Problem requirements ::
Search the data for the string "L实验组" and extract every line where it appears.

Data to use ::
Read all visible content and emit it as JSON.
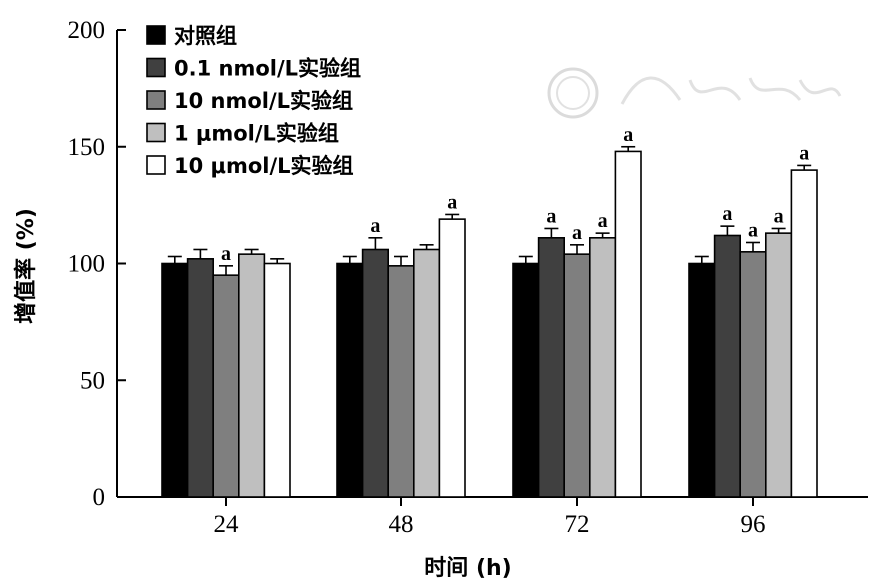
{
  "chart_data": {
    "type": "bar",
    "ylabel": "增值率 (%)",
    "xlabel": "时间 (h)",
    "ylim": [
      0,
      200
    ],
    "yticks": [
      0,
      50,
      100,
      150,
      200
    ],
    "categories": [
      "24",
      "48",
      "72",
      "96"
    ],
    "legend_position": "top-left",
    "series": [
      {
        "name": "对照组",
        "color": "#000000",
        "values": [
          100,
          100,
          100,
          100
        ],
        "errors": [
          3,
          3,
          3,
          3
        ],
        "labels": [
          "",
          "",
          "",
          ""
        ]
      },
      {
        "name": "0.1 nmol/L实验组",
        "color": "#404040",
        "values": [
          102,
          106,
          111,
          112
        ],
        "errors": [
          4,
          5,
          4,
          4
        ],
        "labels": [
          "",
          "a",
          "a",
          "a"
        ]
      },
      {
        "name": "10 nmol/L实验组",
        "color": "#7f7f7f",
        "values": [
          95,
          99,
          104,
          105
        ],
        "errors": [
          4,
          4,
          4,
          4
        ],
        "labels": [
          "a",
          "",
          "a",
          "a"
        ]
      },
      {
        "name": "1 μmol/L实验组",
        "color": "#bfbfbf",
        "values": [
          104,
          106,
          111,
          113
        ],
        "errors": [
          2,
          2,
          2,
          2
        ],
        "labels": [
          "",
          "",
          "a",
          "a"
        ]
      },
      {
        "name": "10 μmol/L实验组",
        "color": "#ffffff",
        "values": [
          100,
          119,
          148,
          140
        ],
        "errors": [
          2,
          2,
          2,
          2
        ],
        "labels": [
          "",
          "a",
          "a",
          "a"
        ]
      }
    ]
  }
}
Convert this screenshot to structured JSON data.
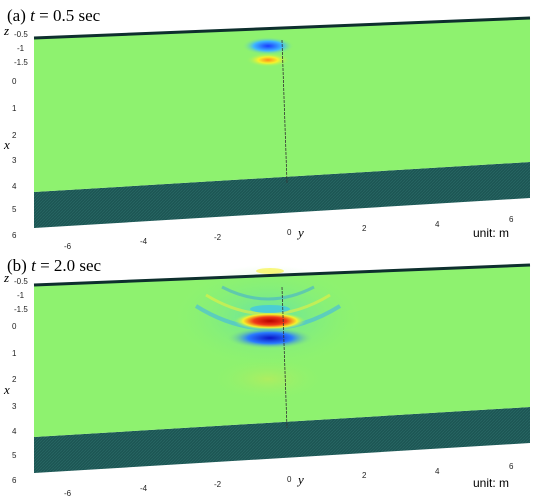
{
  "panels": [
    {
      "prefix": "(a)",
      "var": "t",
      "eq": "= 0.5 sec",
      "z_label": "z",
      "x_label": "x",
      "y_label": "y",
      "z_ticks": [
        "-0.5",
        "-1",
        "-1.5"
      ],
      "x_ticks": [
        "0",
        "1",
        "2",
        "3",
        "4",
        "5",
        "6"
      ],
      "y_ticks": [
        "-6",
        "-4",
        "-2",
        "0",
        "2",
        "4",
        "6"
      ],
      "unit": "unit: m",
      "colors": {
        "plane": "#8ef26f",
        "side": "#1d5654",
        "blue": "#1a3cff",
        "red": "#e01616",
        "yellow": "#f6f22c"
      }
    },
    {
      "prefix": "(b)",
      "var": "t",
      "eq": "= 2.0 sec",
      "z_label": "z",
      "x_label": "x",
      "y_label": "y",
      "z_ticks": [
        "-0.5",
        "-1",
        "-1.5"
      ],
      "x_ticks": [
        "0",
        "1",
        "2",
        "3",
        "4",
        "5",
        "6"
      ],
      "y_ticks": [
        "-6",
        "-4",
        "-2",
        "0",
        "2",
        "4",
        "6"
      ],
      "unit": "unit: m",
      "colors": {
        "plane": "#8ef26f",
        "side": "#1d5654",
        "blue": "#1a3cff",
        "red": "#e01616",
        "yellow": "#f6f22c"
      }
    }
  ]
}
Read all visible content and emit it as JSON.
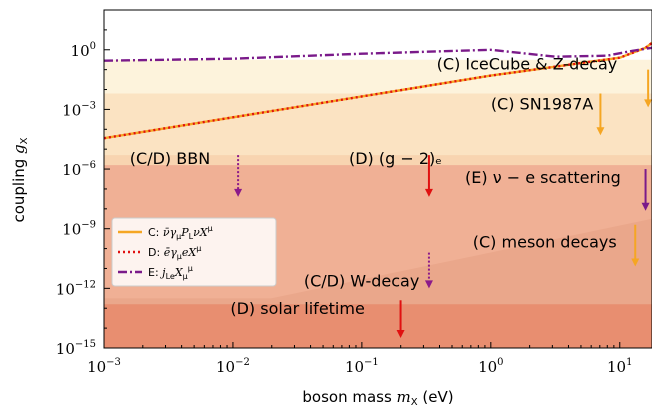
{
  "chart_data": {
    "type": "line",
    "title": "",
    "xlabel": "boson mass m_X (eV)",
    "ylabel": "coupling g_X",
    "xscale": "log",
    "yscale": "log",
    "xlim_exp": [
      -3,
      1.25
    ],
    "ylim_exp": [
      -15,
      2
    ],
    "x_ticks": [
      {
        "exp": -3,
        "label": "10",
        "sup": "−3"
      },
      {
        "exp": -2,
        "label": "10",
        "sup": "−2"
      },
      {
        "exp": -1,
        "label": "10",
        "sup": "−1"
      },
      {
        "exp": 0,
        "label": "10",
        "sup": "0"
      },
      {
        "exp": 1,
        "label": "10",
        "sup": "1"
      }
    ],
    "y_ticks": [
      {
        "exp": 0,
        "label": "10",
        "sup": "0"
      },
      {
        "exp": -3,
        "label": "10",
        "sup": "−3"
      },
      {
        "exp": -6,
        "label": "10",
        "sup": "−6"
      },
      {
        "exp": -9,
        "label": "10",
        "sup": "−9"
      },
      {
        "exp": -12,
        "label": "10",
        "sup": "−12"
      },
      {
        "exp": -15,
        "label": "10",
        "sup": "−15"
      }
    ],
    "regions": [
      {
        "name": "IceCube-Z-decay",
        "color": "#fdf3dc",
        "poly": [
          [
            -3,
            -0.5
          ],
          [
            1.25,
            -0.5
          ],
          [
            1.25,
            -15
          ],
          [
            -3,
            -15
          ]
        ]
      },
      {
        "name": "SN1987A",
        "color": "#fbe3c2",
        "poly": [
          [
            -3,
            -2.2
          ],
          [
            1.25,
            -2.2
          ],
          [
            1.25,
            -15
          ],
          [
            -3,
            -15
          ]
        ]
      },
      {
        "name": "BBN",
        "color": "#f8d4b0",
        "poly": [
          [
            -3,
            -5.3
          ],
          [
            1.25,
            -5.3
          ],
          [
            1.25,
            -15
          ],
          [
            -3,
            -15
          ]
        ]
      },
      {
        "name": "nu-e-scattering",
        "color": "#f0b095",
        "poly": [
          [
            -3,
            -5.8
          ],
          [
            1.25,
            -5.8
          ],
          [
            1.25,
            -15
          ],
          [
            -3,
            -15
          ]
        ]
      },
      {
        "name": "meson-decays",
        "color": "#eaa78b",
        "poly": [
          [
            -1.7,
            -12.5
          ],
          [
            1.25,
            -8.5
          ],
          [
            1.25,
            -15
          ],
          [
            -3,
            -15
          ],
          [
            -3,
            -12.5
          ]
        ]
      },
      {
        "name": "solar-lifetime",
        "color": "#e88e70",
        "poly": [
          [
            -3,
            -12.8
          ],
          [
            1.25,
            -12.8
          ],
          [
            1.25,
            -15
          ],
          [
            -3,
            -15
          ]
        ]
      }
    ],
    "series": [
      {
        "name": "C: ν̄γ_μ P_L νX^μ",
        "key": "C",
        "color": "#f5a623",
        "dash": "",
        "width": 2.4,
        "points": [
          [
            -3,
            -4.45
          ],
          [
            0,
            -1.3
          ],
          [
            0.5,
            -0.85
          ],
          [
            0.75,
            -0.62
          ],
          [
            1.0,
            -0.4
          ],
          [
            1.2,
            0.1
          ],
          [
            1.25,
            0.35
          ]
        ]
      },
      {
        "name": "D: ēγ_μ eX^μ",
        "key": "D",
        "color": "#e01010",
        "dash": "2,3",
        "width": 2.4,
        "points": [
          [
            -3,
            -4.45
          ],
          [
            0,
            -1.3
          ],
          [
            0.5,
            -0.85
          ],
          [
            0.75,
            -0.62
          ],
          [
            1.0,
            -0.4
          ],
          [
            1.2,
            0.1
          ],
          [
            1.25,
            0.35
          ]
        ]
      },
      {
        "name": "E: j^μ_Le X_μ",
        "key": "E",
        "color": "#7a1a8a",
        "dash": "9,3,2,3",
        "width": 2.4,
        "points": [
          [
            -3,
            -0.55
          ],
          [
            -2,
            -0.45
          ],
          [
            -1,
            -0.2
          ],
          [
            0,
            0
          ],
          [
            0.5,
            -0.35
          ],
          [
            0.9,
            -0.3
          ],
          [
            1.1,
            -0.05
          ],
          [
            1.25,
            0.1
          ]
        ]
      }
    ],
    "legend": {
      "placement": "left",
      "entries": [
        {
          "key": "C",
          "prefix": "C: ",
          "math": "ν̄γ",
          "sub1": "μ",
          "mid": "P",
          "sub2": "L",
          "tail": "νX",
          "sup": "μ"
        },
        {
          "key": "D",
          "prefix": "D: ",
          "math": "ēγ",
          "sub1": "μ",
          "mid": "eX",
          "sub2": "",
          "tail": "",
          "sup": "μ"
        },
        {
          "key": "E",
          "prefix": "E: ",
          "math": "j",
          "sub1": "Le",
          "mid": "X",
          "sub2": "μ",
          "tail": "",
          "sup": "μ"
        }
      ]
    },
    "annotations": [
      {
        "text": "(C) IceCube & Z-decay",
        "x": -0.42,
        "y": -1.0,
        "anchor": "start",
        "arrow": {
          "x": 1.22,
          "y_from": -1.0,
          "y_to": -2.9,
          "color": "#f5a623",
          "dash": ""
        }
      },
      {
        "text": "(C) SN1987A",
        "x": 0.0,
        "y": -3.0,
        "anchor": "start",
        "arrow": {
          "x": 0.85,
          "y_from": -2.2,
          "y_to": -4.3,
          "color": "#f5a623",
          "dash": ""
        }
      },
      {
        "text": "(C/D) BBN",
        "x": -2.8,
        "y": -5.75,
        "anchor": "start",
        "arrow": {
          "x": -1.96,
          "y_from": -5.3,
          "y_to": -7.4,
          "color": "#8b1a8a",
          "dash": "2,2"
        }
      },
      {
        "text": "(D) (g − 2)ₑ",
        "x": -1.1,
        "y": -5.75,
        "anchor": "start",
        "arrow": {
          "x": -0.48,
          "y_from": -5.3,
          "y_to": -7.4,
          "color": "#e01010",
          "dash": ""
        }
      },
      {
        "text": "(E) ν − e scattering",
        "x": -0.2,
        "y": -6.7,
        "anchor": "start",
        "arrow": {
          "x": 1.2,
          "y_from": -6.0,
          "y_to": -8.1,
          "color": "#7a1a8a",
          "dash": ""
        }
      },
      {
        "text": "(C) meson decays",
        "x": -0.14,
        "y": -9.95,
        "anchor": "start",
        "arrow": {
          "x": 1.12,
          "y_from": -8.8,
          "y_to": -10.9,
          "color": "#f5a623",
          "dash": ""
        }
      },
      {
        "text": "(C/D) W-decay",
        "x": -1.45,
        "y": -11.9,
        "anchor": "start",
        "arrow": {
          "x": -0.48,
          "y_from": -10.2,
          "y_to": -12.0,
          "color": "#8b1a8a",
          "dash": "2,2"
        }
      },
      {
        "text": "(D) solar lifetime",
        "x": -2.02,
        "y": -13.3,
        "anchor": "start",
        "arrow": {
          "x": -0.7,
          "y_from": -12.6,
          "y_to": -14.5,
          "color": "#e01010",
          "dash": ""
        }
      }
    ]
  }
}
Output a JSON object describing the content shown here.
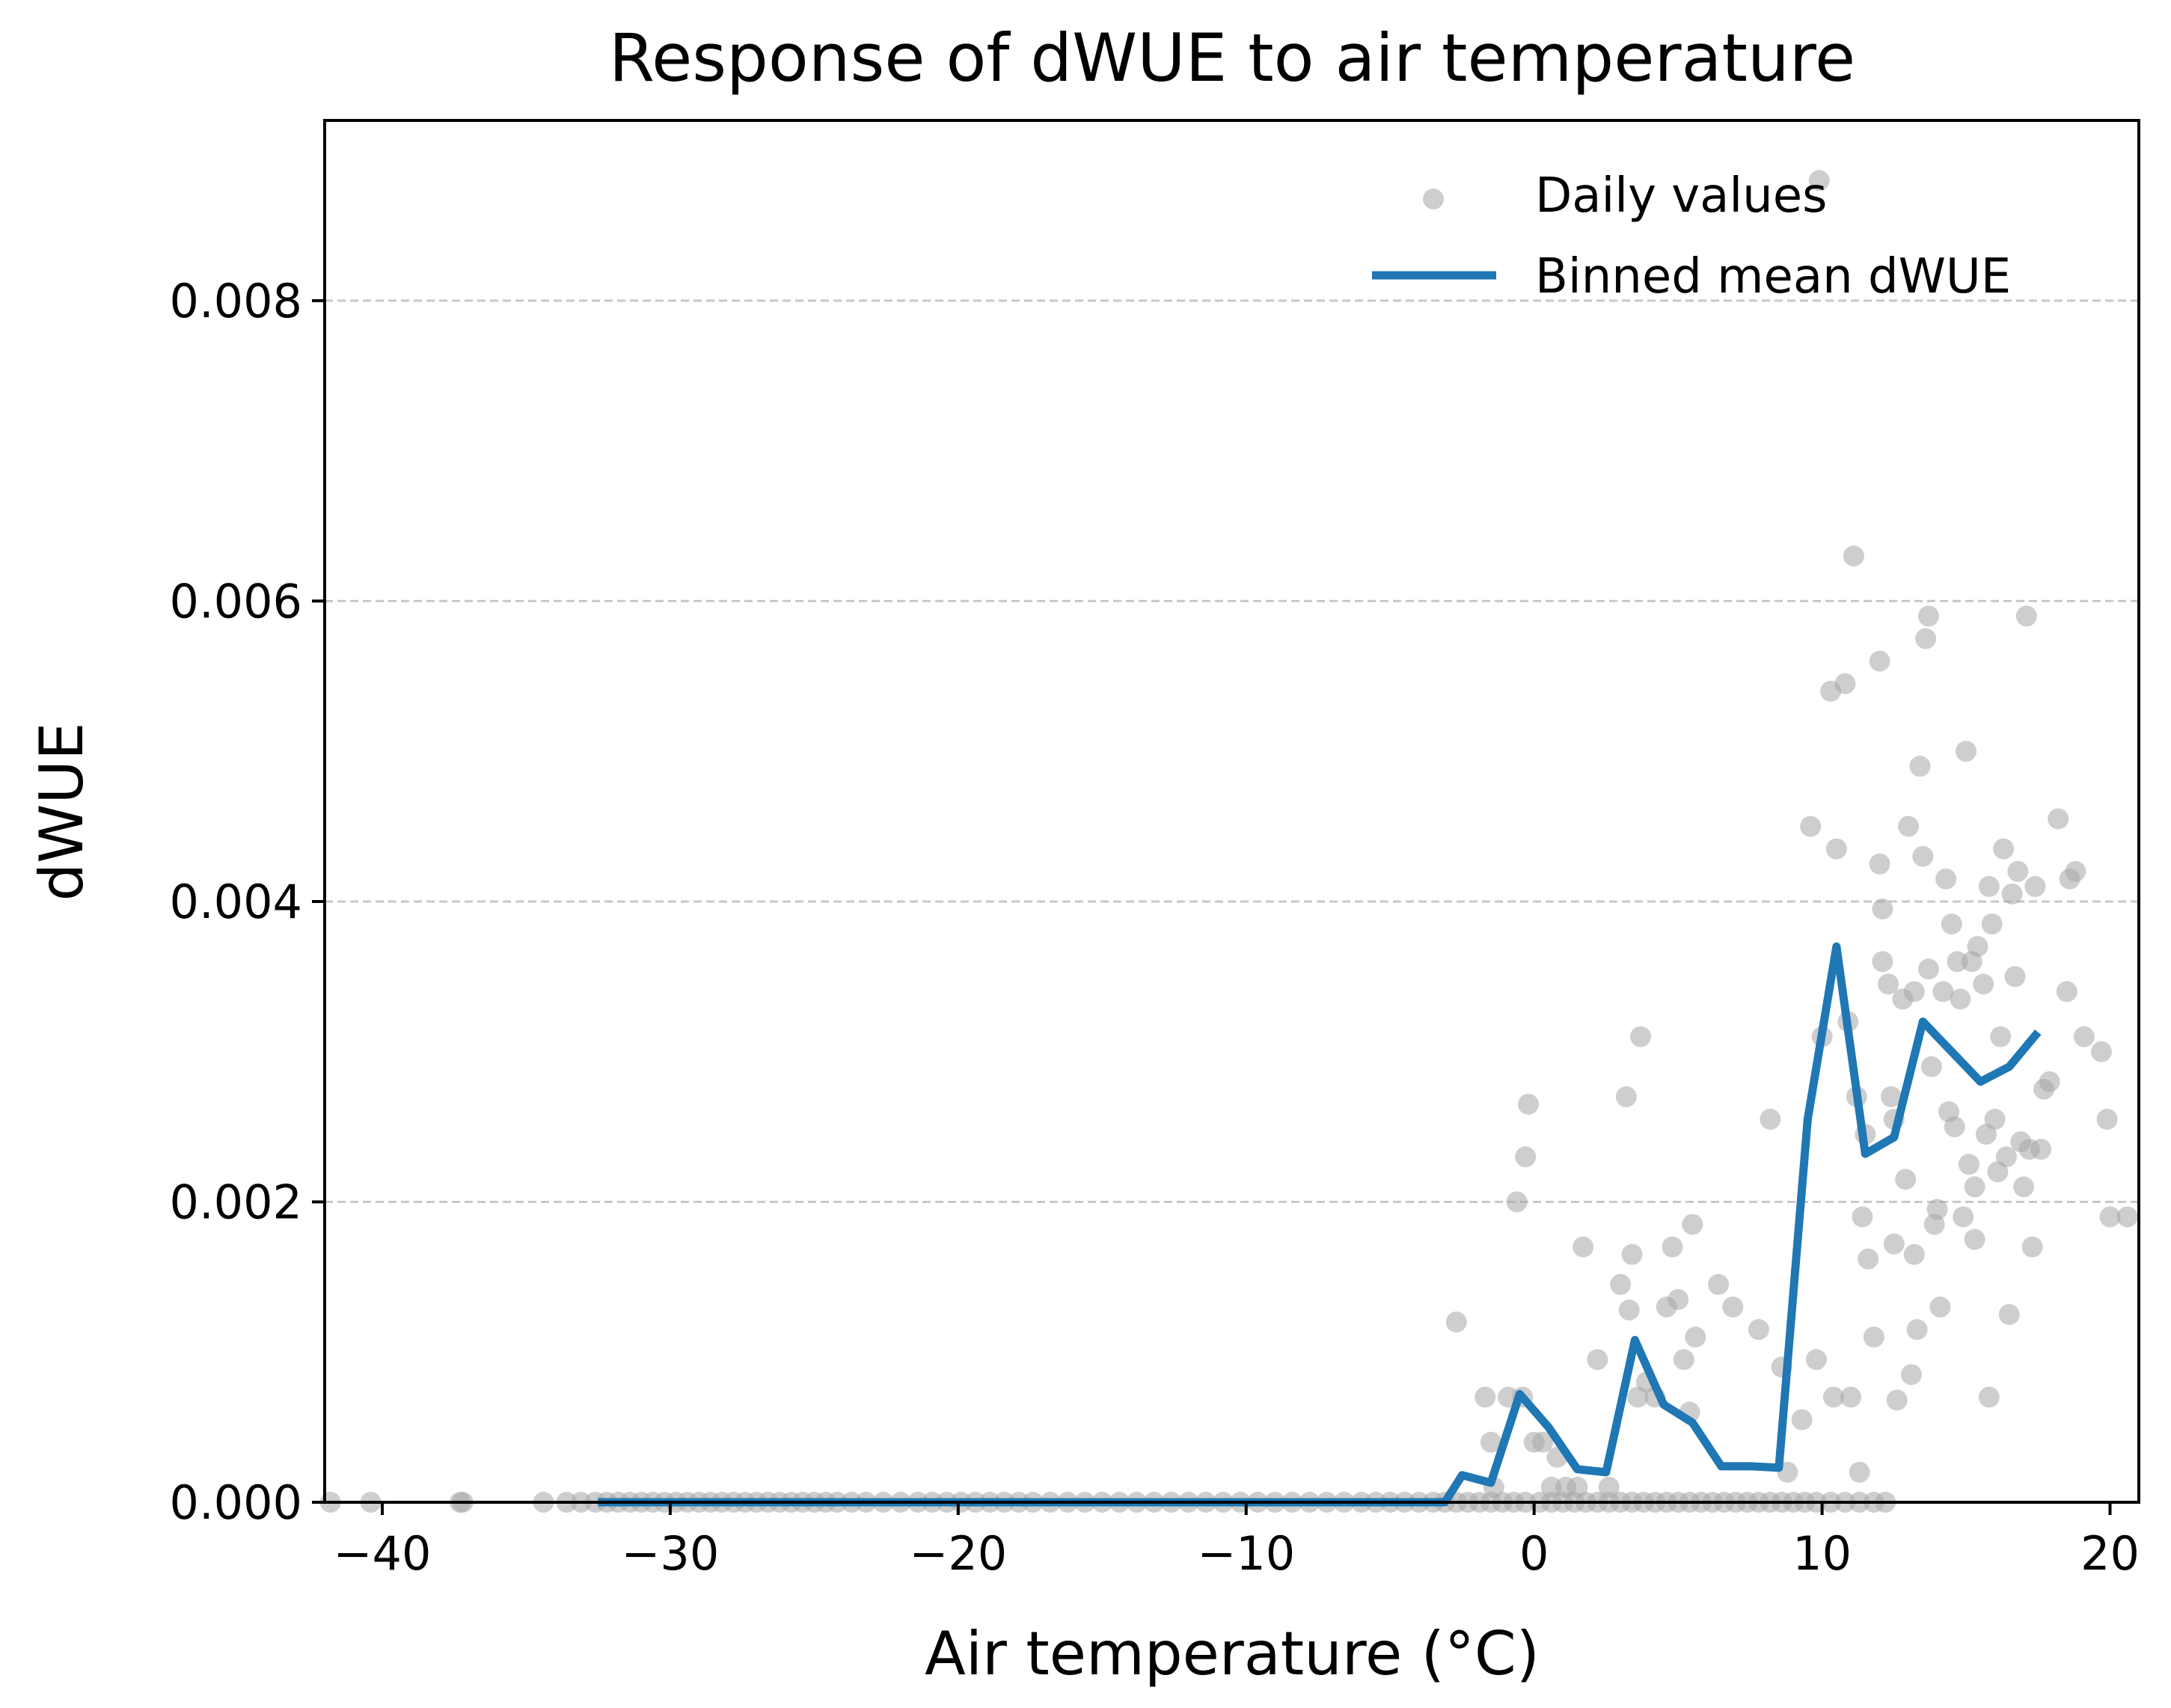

The response ::
        "name": "0.1 nmol/L实验组",
        "name": "10 nmol/L实验组",
        "name": "1 μmol/L实验组",
        "name": "10 μmol/L实验组",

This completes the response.